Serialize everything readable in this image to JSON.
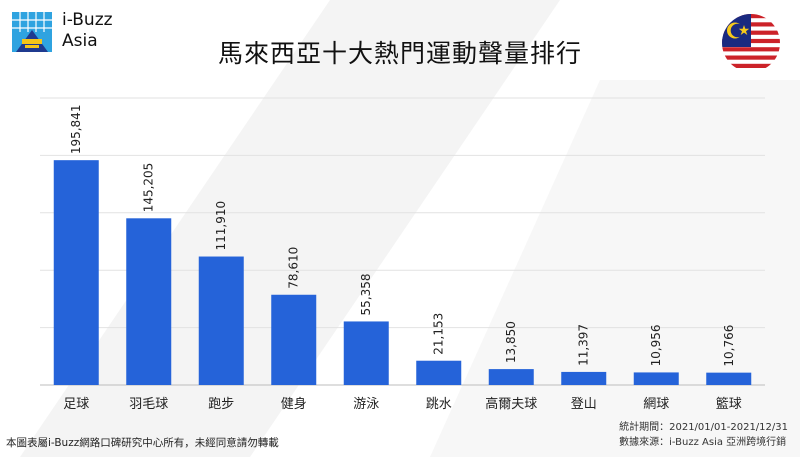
{
  "header": {
    "brand_line1": "i-Buzz",
    "brand_line2": "Asia",
    "title": "馬來西亞十大熱門運動聲量排行"
  },
  "icons": {
    "logo": "i-buzz-logo-icon",
    "flag": "malaysia-flag-icon"
  },
  "colors": {
    "bar": "#2563d9",
    "grid": "#e2e2e2",
    "baseline": "#bdbdbd",
    "flag_red": "#cc2229",
    "flag_blue": "#1a2a80",
    "flag_yellow": "#f7c91b"
  },
  "chart_data": {
    "type": "bar",
    "title": "馬來西亞十大熱門運動聲量排行",
    "xlabel": "",
    "ylabel": "",
    "categories": [
      "足球",
      "羽毛球",
      "跑步",
      "健身",
      "游泳",
      "跳水",
      "高爾夫球",
      "登山",
      "網球",
      "籃球"
    ],
    "values": [
      195841,
      145205,
      111910,
      78610,
      55358,
      21153,
      13850,
      11397,
      10956,
      10766
    ],
    "value_labels": [
      "195,841",
      "145,205",
      "111,910",
      "78,610",
      "55,358",
      "21,153",
      "13,850",
      "11,397",
      "10,956",
      "10,766"
    ],
    "ylim": [
      0,
      250000
    ],
    "grid": true,
    "legend": "none"
  },
  "footer": {
    "copyright": "本圖表屬i-Buzz網路口碑研究中心所有，未經同意請勿轉載",
    "period": "統計期間：2021/01/01-2021/12/31",
    "source": "數據來源：i-Buzz Asia 亞洲跨境行銷"
  }
}
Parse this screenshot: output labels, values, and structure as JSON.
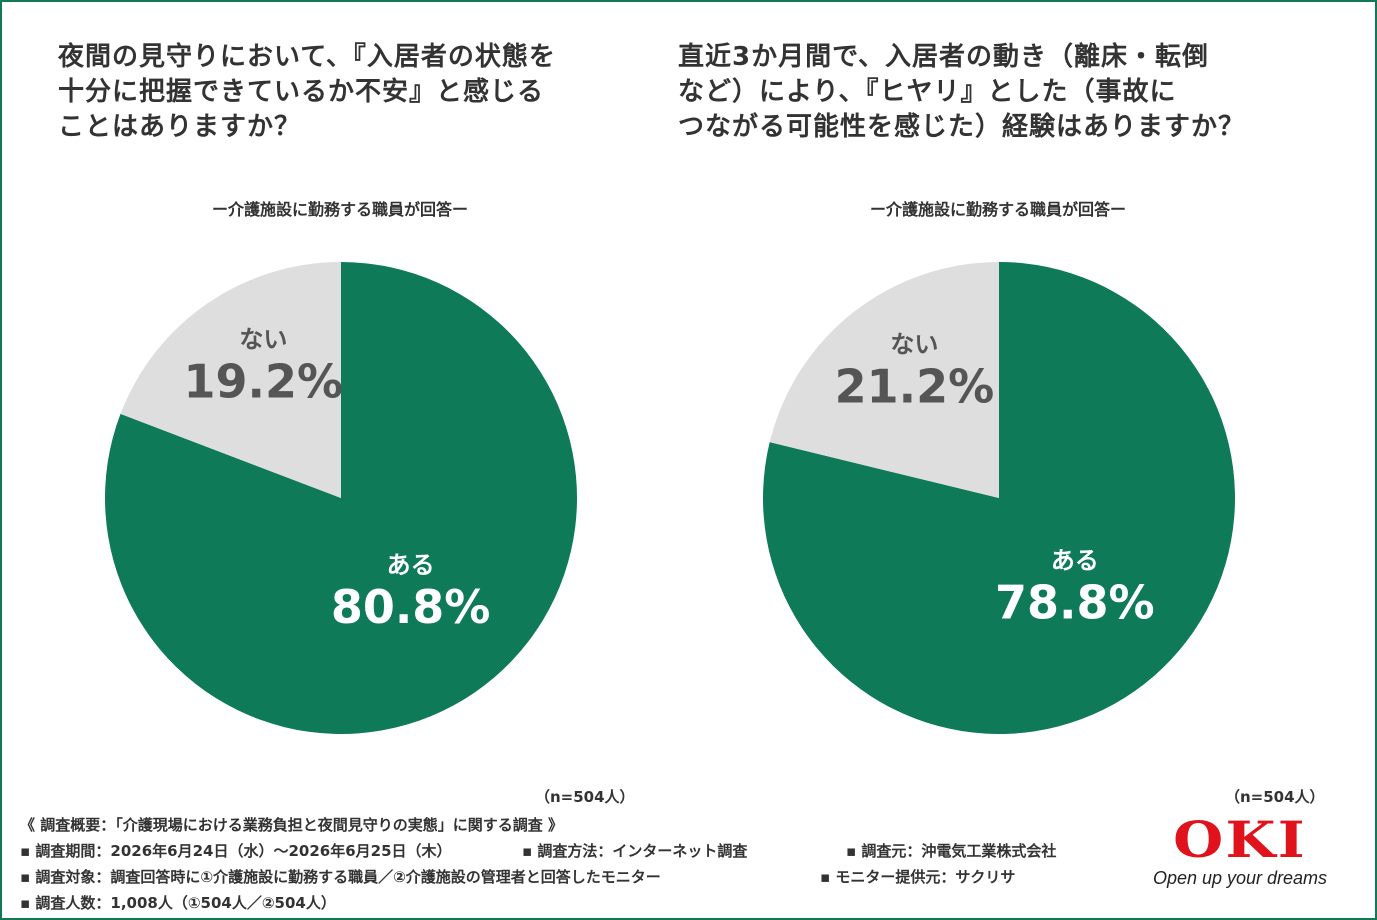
{
  "colors": {
    "yes": "#0e7a58",
    "no": "#dedede",
    "frame": "#117a52",
    "logo": "#e0121b"
  },
  "left": {
    "title": "夜間の見守りにおいて、『入居者の状態を\n十分に把握できているか不安』と感じる\nことはありますか？",
    "subtitle": "ー介護施設に勤務する職員が回答ー",
    "n_label": "（n=504人）"
  },
  "right": {
    "title": "直近3か月間で、入居者の動き（離床・転倒\nなど）により、『ヒヤリ』とした（事故に\nつながる可能性を感じた）経験はありますか？",
    "subtitle": "ー介護施設に勤務する職員が回答ー",
    "n_label": "（n=504人）"
  },
  "chart_data": [
    {
      "type": "pie",
      "title": "夜間の見守りにおいて、『入居者の状態を十分に把握できているか不安』と感じることはありますか？",
      "slices": [
        {
          "label": "ある",
          "value": 80.8,
          "display": "80.8%"
        },
        {
          "label": "ない",
          "value": 19.2,
          "display": "19.2%"
        }
      ]
    },
    {
      "type": "pie",
      "title": "直近3か月間で、入居者の動き（離床・転倒など）により、『ヒヤリ』とした（事故につながる可能性を感じた）経験はありますか？",
      "slices": [
        {
          "label": "ある",
          "value": 78.8,
          "display": "78.8%"
        },
        {
          "label": "ない",
          "value": 21.2,
          "display": "21.2%"
        }
      ]
    }
  ],
  "notes": {
    "overview": "《 調査概要：「介護現場における業務負担と夜間見守りの実態」に関する調査 》",
    "period": "▪ 調査期間：2026年6月24日（水）～2026年6月25日（木）",
    "method": "▪ 調査方法：インターネット調査",
    "source": "▪ 調査元：沖電気工業株式会社",
    "target": "▪ 調査対象：調査回答時に①介護施設に勤務する職員／②介護施設の管理者と回答したモニター",
    "provider": "▪ モニター提供元：サクリサ",
    "count": "▪ 調査人数：1,008人（①504人／②504人）"
  },
  "logo": {
    "word": "OKI",
    "tagline": "Open up your dreams"
  }
}
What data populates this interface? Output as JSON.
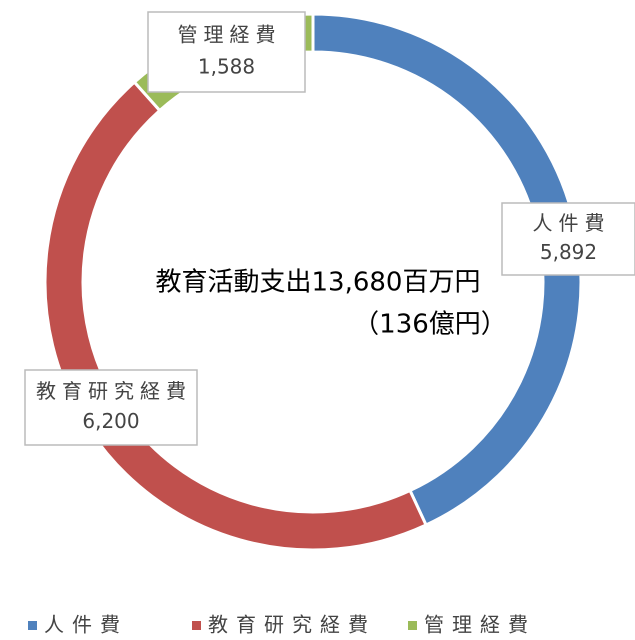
{
  "chart_data": {
    "type": "donut",
    "categories": [
      "人件費",
      "教育研究経費",
      "管理経費"
    ],
    "values": [
      5892,
      6200,
      1588
    ],
    "value_labels": [
      "5,892",
      "6,200",
      "1,588"
    ],
    "colors": [
      "#4f81bd",
      "#c0504d",
      "#9bbb59"
    ],
    "annotations": [
      "教育活動支出13,680百万円",
      "（136億円）"
    ],
    "legend": "bottom"
  }
}
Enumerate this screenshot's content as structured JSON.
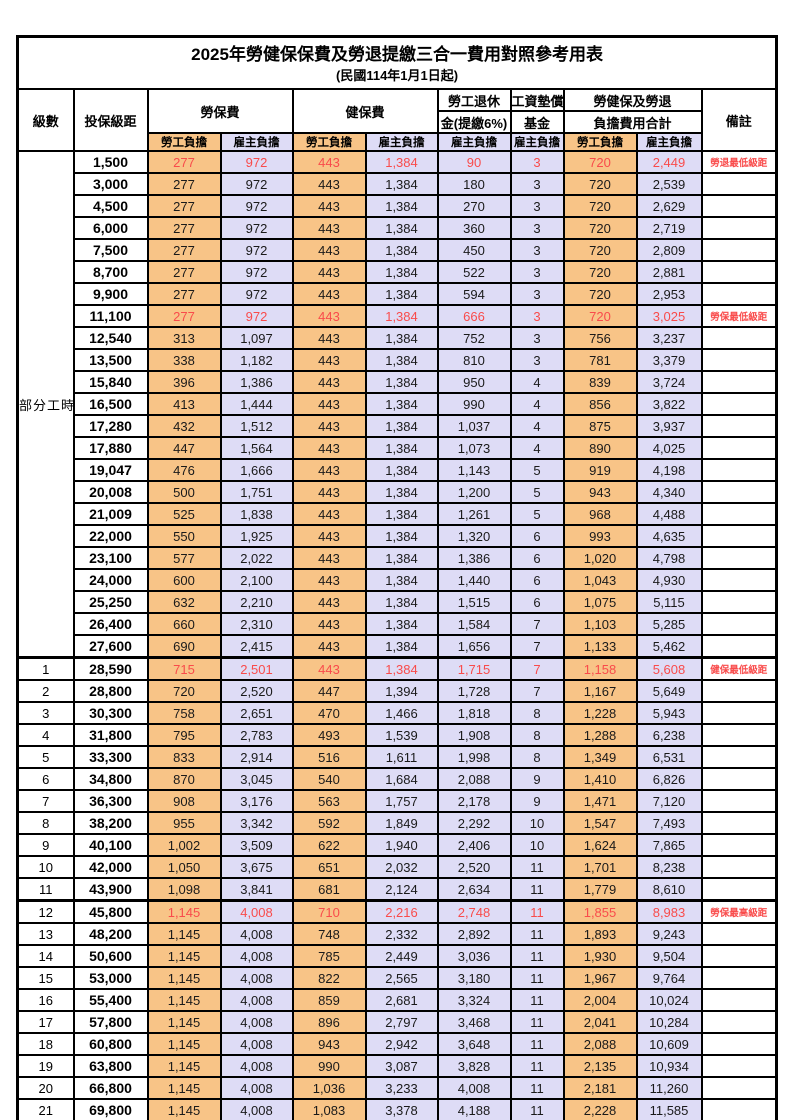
══════════════════════════════
WHAT YOU NEED TO DO:
Reproduce every line from the entries that holds the word "display".

CORRECT RESULT:
          "display": "80.8%"
          "display": "19.2%"
          "display": "78.8%"
          "display": "21.2%"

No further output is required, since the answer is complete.